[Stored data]
================================
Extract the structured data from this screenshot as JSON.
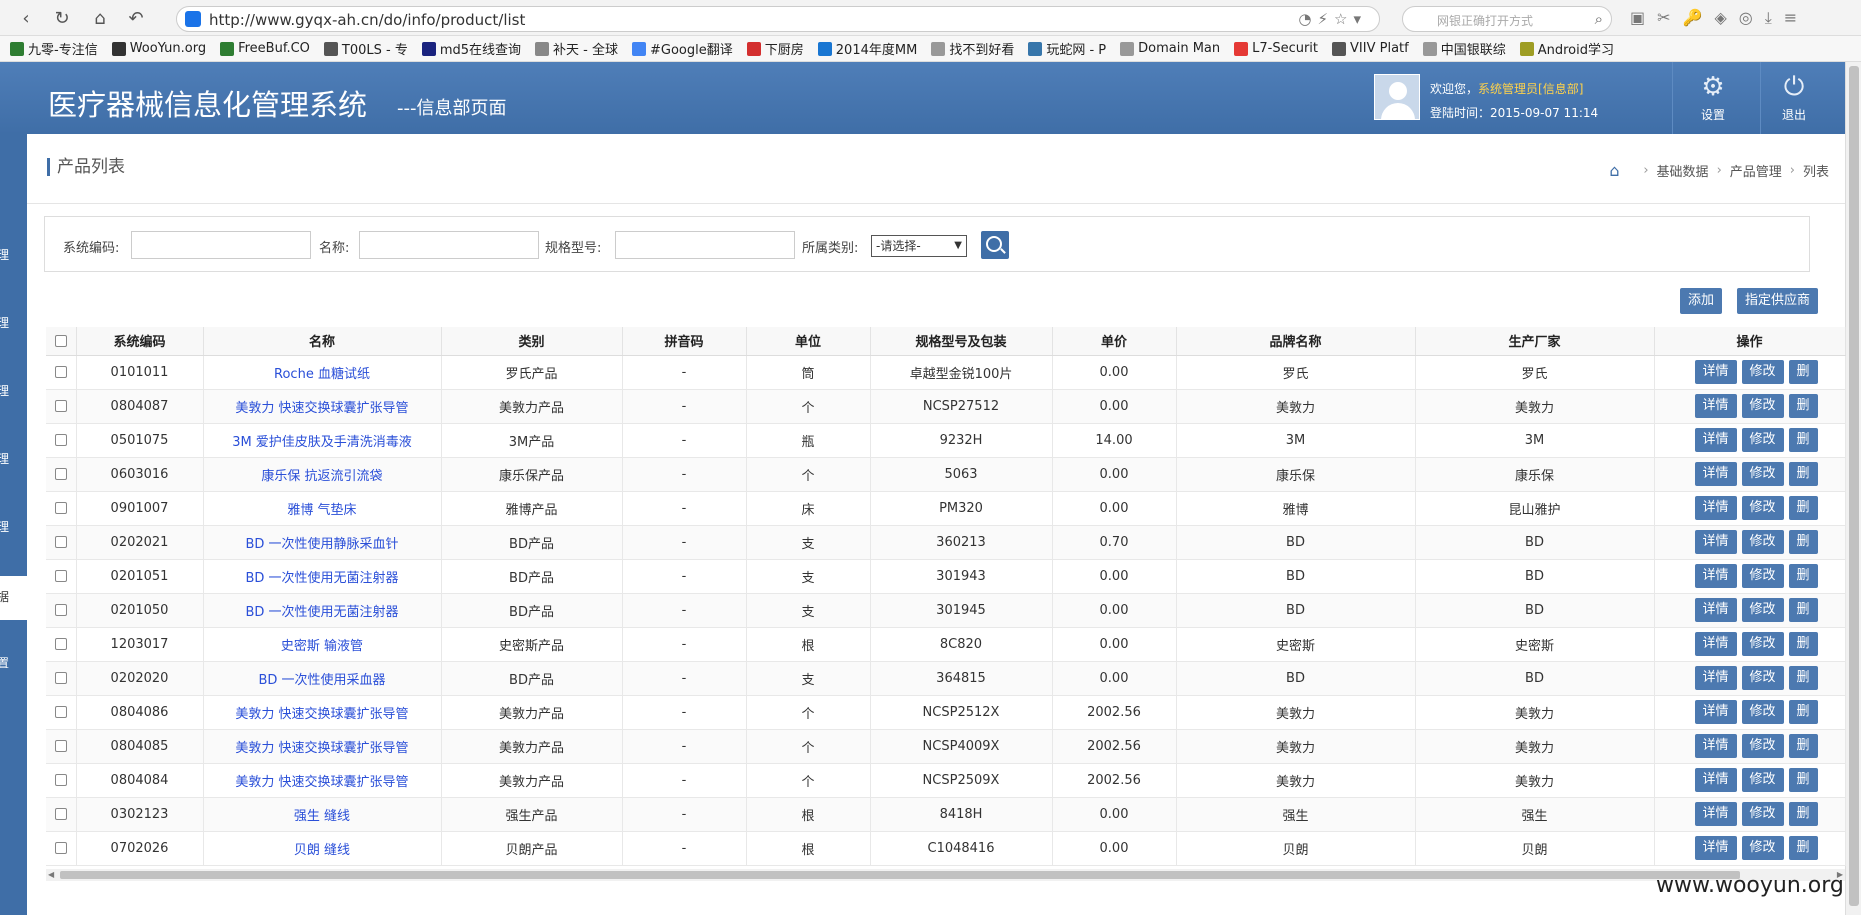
{
  "browser": {
    "url": "http://www.gyqx-ah.cn/do/info/product/list",
    "search_placeholder": "网银正确打开方式",
    "bookmarks": [
      {
        "label": "九零-专注信",
        "color": "#2e7d32"
      },
      {
        "label": "WooYun.org",
        "color": "#333333"
      },
      {
        "label": "FreeBuf.CO",
        "color": "#2e7d32"
      },
      {
        "label": "T00LS - 专",
        "color": "#555555"
      },
      {
        "label": "md5在线查询",
        "color": "#1a237e"
      },
      {
        "label": "补天 - 全球",
        "color": "#888888"
      },
      {
        "label": "#Google翻译",
        "color": "#4285f4"
      },
      {
        "label": "下厨房",
        "color": "#d32f2f"
      },
      {
        "label": "2014年度MM",
        "color": "#1976d2"
      },
      {
        "label": "找不到好看",
        "color": "#999999"
      },
      {
        "label": "玩蛇网 - P",
        "color": "#3776ab"
      },
      {
        "label": "Domain Man",
        "color": "#999999"
      },
      {
        "label": "L7-Securit",
        "color": "#e53935"
      },
      {
        "label": "VIIV Platf",
        "color": "#555555"
      },
      {
        "label": "中国银联综",
        "color": "#999999"
      },
      {
        "label": "Android学习",
        "color": "#9e9d24"
      }
    ]
  },
  "header": {
    "title": "医疗器械信息化管理系统",
    "subtitle": "---信息部页面",
    "welcome_prefix": "欢迎您，",
    "user": "系统管理员[信息部]",
    "login_time": "登陆时间：2015-09-07 11:14",
    "settings_label": "设置",
    "logout_label": "退出"
  },
  "sidebar": {
    "items": [
      "理",
      "理",
      "理",
      "理",
      "理",
      "据",
      "置"
    ]
  },
  "page": {
    "title": "产品列表",
    "breadcrumb": [
      "基础数据",
      "产品管理",
      "列表"
    ]
  },
  "filter": {
    "code_label": "系统编码:",
    "name_label": "名称:",
    "spec_label": "规格型号:",
    "category_label": "所属类别:",
    "category_selected": "-请选择-"
  },
  "toolbar": {
    "add_label": "添加",
    "assign_label": "指定供应商"
  },
  "table": {
    "columns": [
      "系统编码",
      "名称",
      "类别",
      "拼音码",
      "单位",
      "规格型号及包装",
      "单价",
      "品牌名称",
      "生产厂家",
      "操作"
    ],
    "op_labels": [
      "详情",
      "修改",
      "删"
    ],
    "rows": [
      [
        "0101011",
        "Roche 血糖试纸",
        "罗氏产品",
        "-",
        "筒",
        "卓越型金锐100片",
        "0.00",
        "罗氏",
        "罗氏"
      ],
      [
        "0804087",
        "美敦力 快速交换球囊扩张导管",
        "美敦力产品",
        "-",
        "个",
        "NCSP27512",
        "0.00",
        "美敦力",
        "美敦力"
      ],
      [
        "0501075",
        "3M 爱护佳皮肤及手清洗消毒液",
        "3M产品",
        "-",
        "瓶",
        "9232H",
        "14.00",
        "3M",
        "3M"
      ],
      [
        "0603016",
        "康乐保 抗返流引流袋",
        "康乐保产品",
        "-",
        "个",
        "5063",
        "0.00",
        "康乐保",
        "康乐保"
      ],
      [
        "0901007",
        "雅博 气垫床",
        "雅博产品",
        "-",
        "床",
        "PM320",
        "0.00",
        "雅博",
        "昆山雅护"
      ],
      [
        "0202021",
        "BD 一次性使用静脉采血针",
        "BD产品",
        "-",
        "支",
        "360213",
        "0.70",
        "BD",
        "BD"
      ],
      [
        "0201051",
        "BD 一次性使用无菌注射器",
        "BD产品",
        "-",
        "支",
        "301943",
        "0.00",
        "BD",
        "BD"
      ],
      [
        "0201050",
        "BD 一次性使用无菌注射器",
        "BD产品",
        "-",
        "支",
        "301945",
        "0.00",
        "BD",
        "BD"
      ],
      [
        "1203017",
        "史密斯 输液管",
        "史密斯产品",
        "-",
        "根",
        "8C820",
        "0.00",
        "史密斯",
        "史密斯"
      ],
      [
        "0202020",
        "BD 一次性使用采血器",
        "BD产品",
        "-",
        "支",
        "364815",
        "0.00",
        "BD",
        "BD"
      ],
      [
        "0804086",
        "美敦力 快速交换球囊扩张导管",
        "美敦力产品",
        "-",
        "个",
        "NCSP2512X",
        "2002.56",
        "美敦力",
        "美敦力"
      ],
      [
        "0804085",
        "美敦力 快速交换球囊扩张导管",
        "美敦力产品",
        "-",
        "个",
        "NCSP4009X",
        "2002.56",
        "美敦力",
        "美敦力"
      ],
      [
        "0804084",
        "美敦力 快速交换球囊扩张导管",
        "美敦力产品",
        "-",
        "个",
        "NCSP2509X",
        "2002.56",
        "美敦力",
        "美敦力"
      ],
      [
        "0302123",
        "强生 缝线",
        "强生产品",
        "-",
        "根",
        "8418H",
        "0.00",
        "强生",
        "强生"
      ],
      [
        "0702026",
        "贝朗 缝线",
        "贝朗产品",
        "-",
        "根",
        "C1048416",
        "0.00",
        "贝朗",
        "贝朗"
      ]
    ]
  },
  "footer": {
    "watermark": "www.wooyun.org"
  },
  "colors": {
    "brand": "#3f6ea7",
    "button": "#4c79b0",
    "link": "#2a4fd8",
    "user_highlight": "#ffd24a"
  }
}
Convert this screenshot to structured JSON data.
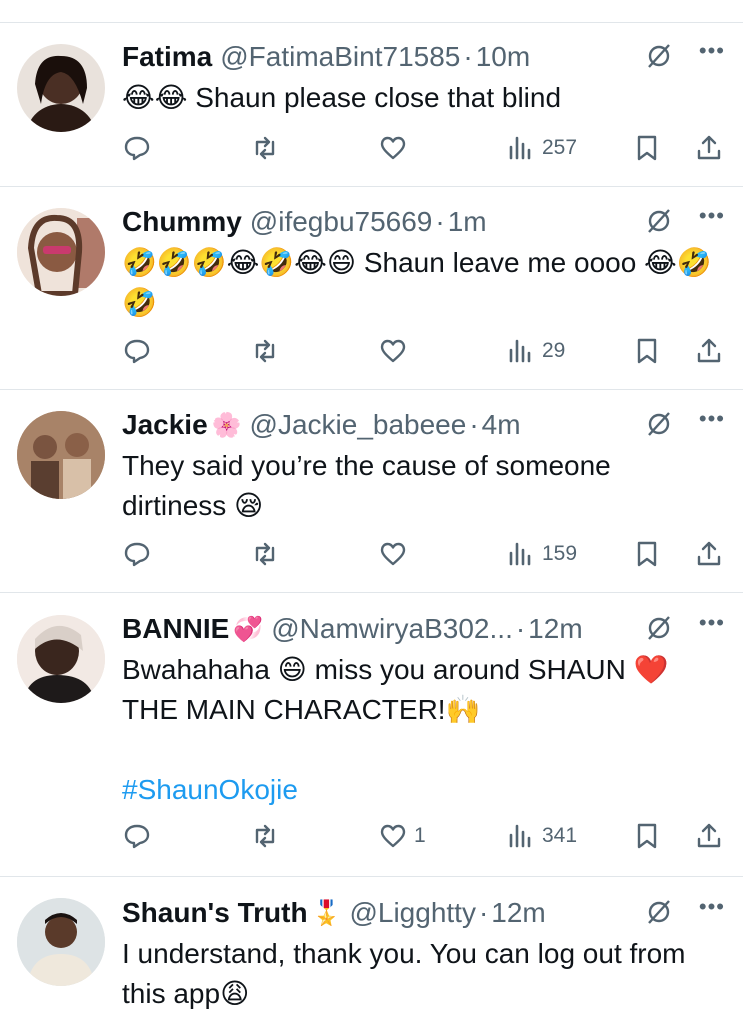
{
  "tweets": [
    {
      "name": "Fatima",
      "badge": "",
      "handle": "@FatimaBint71585",
      "time": "10m",
      "text": "😂😂 Shaun please close that blind",
      "hashtag": "",
      "likes": "",
      "views": "257",
      "avatar_color": "#6b4a3a"
    },
    {
      "name": "Chummy",
      "badge": "",
      "handle": "@ifegbu75669",
      "time": "1m",
      "text": "🤣🤣🤣😂🤣😂😄 Shaun leave me oooo 😂🤣🤣",
      "hashtag": "",
      "likes": "",
      "views": "29",
      "avatar_color": "#c9a08b"
    },
    {
      "name": "Jackie",
      "badge": "🌸",
      "handle": "@Jackie_babeee",
      "time": "4m",
      "text": "They said you’re the cause of someone dirtiness 😪",
      "hashtag": "",
      "likes": "",
      "views": "159",
      "avatar_color": "#9a7a63"
    },
    {
      "name": "BANNIE",
      "badge": "💞",
      "handle": "@NamwiryaB302...",
      "time": "12m",
      "text": "Bwahahaha 😄 miss you around SHAUN ❤️ THE MAIN CHARACTER!🙌",
      "hashtag": "#ShaunOkojie",
      "likes": "1",
      "views": "341",
      "avatar_color": "#3b2a24"
    },
    {
      "name": "Shaun's Truth",
      "badge": "🎖️",
      "handle": "@Ligghtty",
      "time": "12m",
      "text": "I understand, thank you. You can log out from this app😩",
      "hashtag": "",
      "likes": "",
      "views": "",
      "avatar_color": "#e8e1d8"
    }
  ],
  "accent_color": "#1d9bf0",
  "icons": [
    "reply-icon",
    "retweet-icon",
    "like-icon",
    "views-icon",
    "bookmark-icon",
    "share-icon",
    "grok-icon",
    "more-icon"
  ]
}
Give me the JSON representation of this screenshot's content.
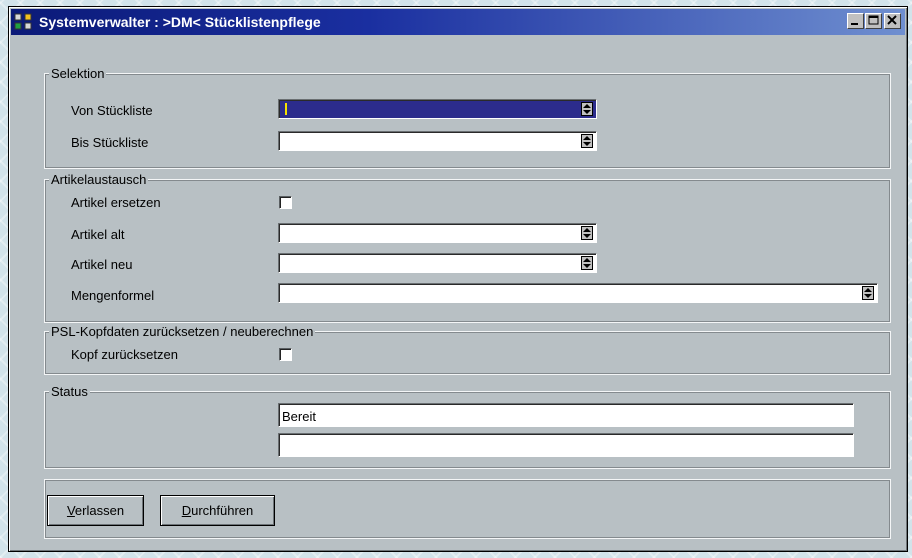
================================
Take the line containing "Convert this screenshot" and all lines after it to the end of the data above, and reproduce them exactly, leaving out pictures. Nothing else belongs in the copy.

== Solution for this task ==
Convert this screenshot to structured JSON data.
{
  "tweets": [
    {
      "name": "Fatima",
      "badge": "",
      "handle": "@FatimaBint71585",
      "time": "10m",
      "text": "😂😂 Shaun please close that blind",
      "hashtag": "",
      "likes": "",
      "views": "257",
      "avatar_color": "#6b4a3a"
    },
    {
      "name": "Chummy",
      "badge": "",
      "handle": "@ifegbu75669",
      "time": "1m",
      "text": "🤣🤣🤣😂🤣😂😄 Shaun leave me oooo 😂🤣🤣",
      "hashtag": "",
      "likes": "",
      "views": "29",
      "avatar_color": "#c9a08b"
    },
    {
      "name": "Jackie",
      "badge": "🌸",
      "handle": "@Jackie_babeee",
      "time": "4m",
      "text": "They said you’re the cause of someone dirtiness 😪",
      "hashtag": "",
      "likes": "",
      "views": "159",
      "avatar_color": "#9a7a63"
    },
    {
      "name": "BANNIE",
      "badge": "💞",
      "handle": "@NamwiryaB302...",
      "time": "12m",
      "text": "Bwahahaha 😄 miss you around SHAUN ❤️ THE MAIN CHARACTER!🙌",
      "hashtag": "#ShaunOkojie",
      "likes": "1",
      "views": "341",
      "avatar_color": "#3b2a24"
    },
    {
      "name": "Shaun's Truth",
      "badge": "🎖️",
      "handle": "@Ligghtty",
      "time": "12m",
      "text": "I understand, thank you. You can log out from this app😩",
      "hashtag": "",
      "likes": "",
      "views": "",
      "avatar_color": "#e8e1d8"
    }
  ],
  "accent_color": "#1d9bf0",
  "icons": [
    "reply-icon",
    "retweet-icon",
    "like-icon",
    "views-icon",
    "bookmark-icon",
    "share-icon",
    "grok-icon",
    "more-icon"
  ]
}
Give me the JSON representation of this screenshot's content.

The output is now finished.